Data for this exercise

## Start

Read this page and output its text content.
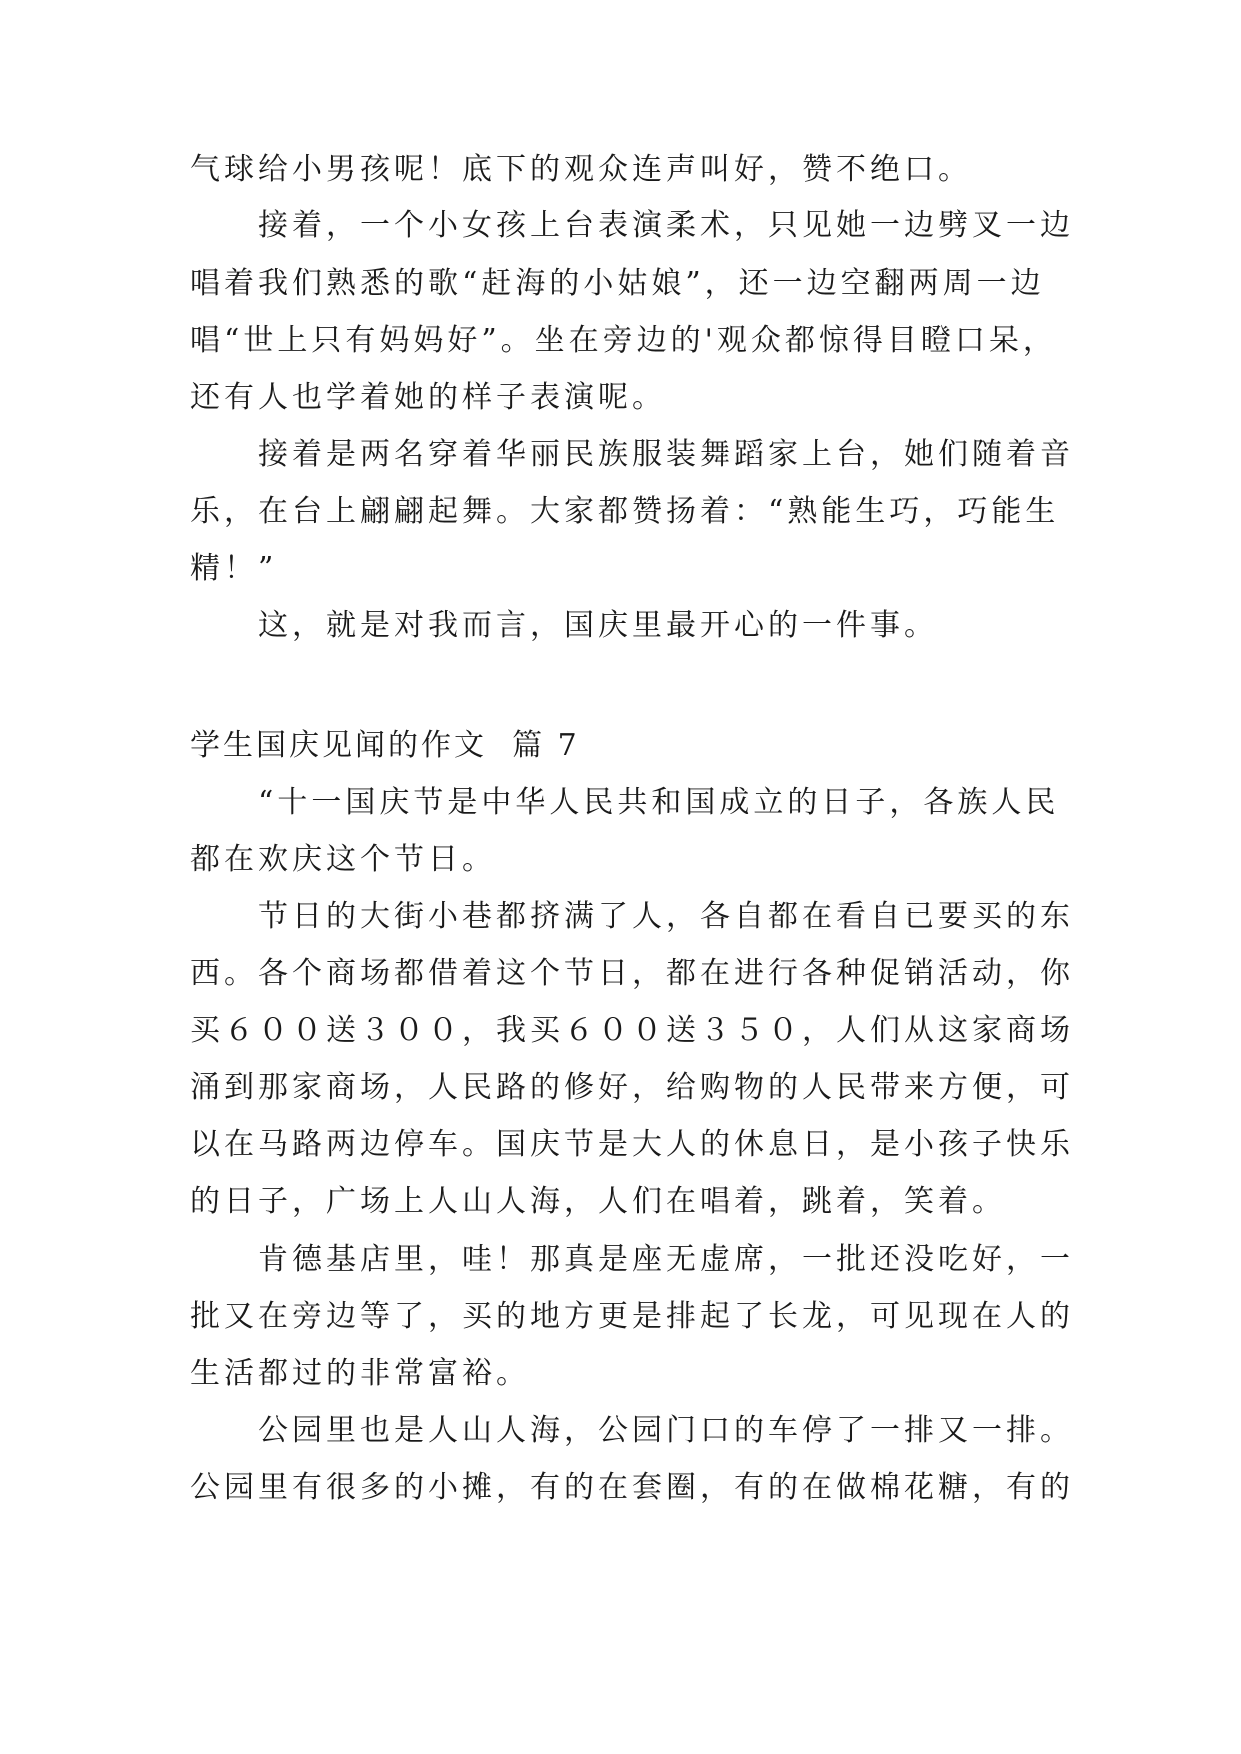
气球给小男孩呢！底下的观众连声叫好，赞不绝口。
　　接着，一个小女孩上台表演柔术，只见她一边劈叉一边
唱着我们熟悉的歌“赶海的小姑娘”，还一边空翻两周一边
唱“世上只有妈妈好”。坐在旁边的'观众都惊得目瞪口呆，
还有人也学着她的样子表演呢。
　　接着是两名穿着华丽民族服装舞蹈家上台，她们随着音
乐，在台上翩翩起舞。大家都赞扬着：“熟能生巧，巧能生
精！”
　　这，就是对我而言，国庆里最开心的一件事。
学生国庆见闻的作文  篇 7
　　“十一国庆节是中华人民共和国成立的日子，各族人民
都在欢庆这个节日。
　　节日的大街小巷都挤满了人，各自都在看自已要买的东
西。各个商场都借着这个节日，都在进行各种促销活动，你
买６００送３００，我买６００送３５０，人们从这家商场
涌到那家商场，人民路的修好，给购物的人民带来方便，可
以在马路两边停车。国庆节是大人的休息日，是小孩子快乐
的日子，广场上人山人海，人们在唱着，跳着，笑着。
　　肯德基店里，哇！那真是座无虚席，一批还没吃好，一
批又在旁边等了，买的地方更是排起了长龙，可见现在人的
生活都过的非常富裕。
　　公园里也是人山人海，公园门口的车停了一排又一排。
公园里有很多的小摊，有的在套圈，有的在做棉花糖，有的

## End

The request
Leaving the pictures aside, transcribe the entire listing exactly.

Response
Read this page and output its text content.
气球给小男孩呢！底下的观众连声叫好，赞不绝口。
　　接着，一个小女孩上台表演柔术，只见她一边劈叉一边
唱着我们熟悉的歌“赶海的小姑娘”，还一边空翻两周一边
唱“世上只有妈妈好”。坐在旁边的'观众都惊得目瞪口呆，
还有人也学着她的样子表演呢。
　　接着是两名穿着华丽民族服装舞蹈家上台，她们随着音
乐，在台上翩翩起舞。大家都赞扬着：“熟能生巧，巧能生
精！”
　　这，就是对我而言，国庆里最开心的一件事。
学生国庆见闻的作文  篇 7
　　“十一国庆节是中华人民共和国成立的日子，各族人民
都在欢庆这个节日。
　　节日的大街小巷都挤满了人，各自都在看自已要买的东
西。各个商场都借着这个节日，都在进行各种促销活动，你
买６００送３００，我买６００送３５０，人们从这家商场
涌到那家商场，人民路的修好，给购物的人民带来方便，可
以在马路两边停车。国庆节是大人的休息日，是小孩子快乐
的日子，广场上人山人海，人们在唱着，跳着，笑着。
　　肯德基店里，哇！那真是座无虚席，一批还没吃好，一
批又在旁边等了，买的地方更是排起了长龙，可见现在人的
生活都过的非常富裕。
　　公园里也是人山人海，公园门口的车停了一排又一排。
公园里有很多的小摊，有的在套圈，有的在做棉花糖，有的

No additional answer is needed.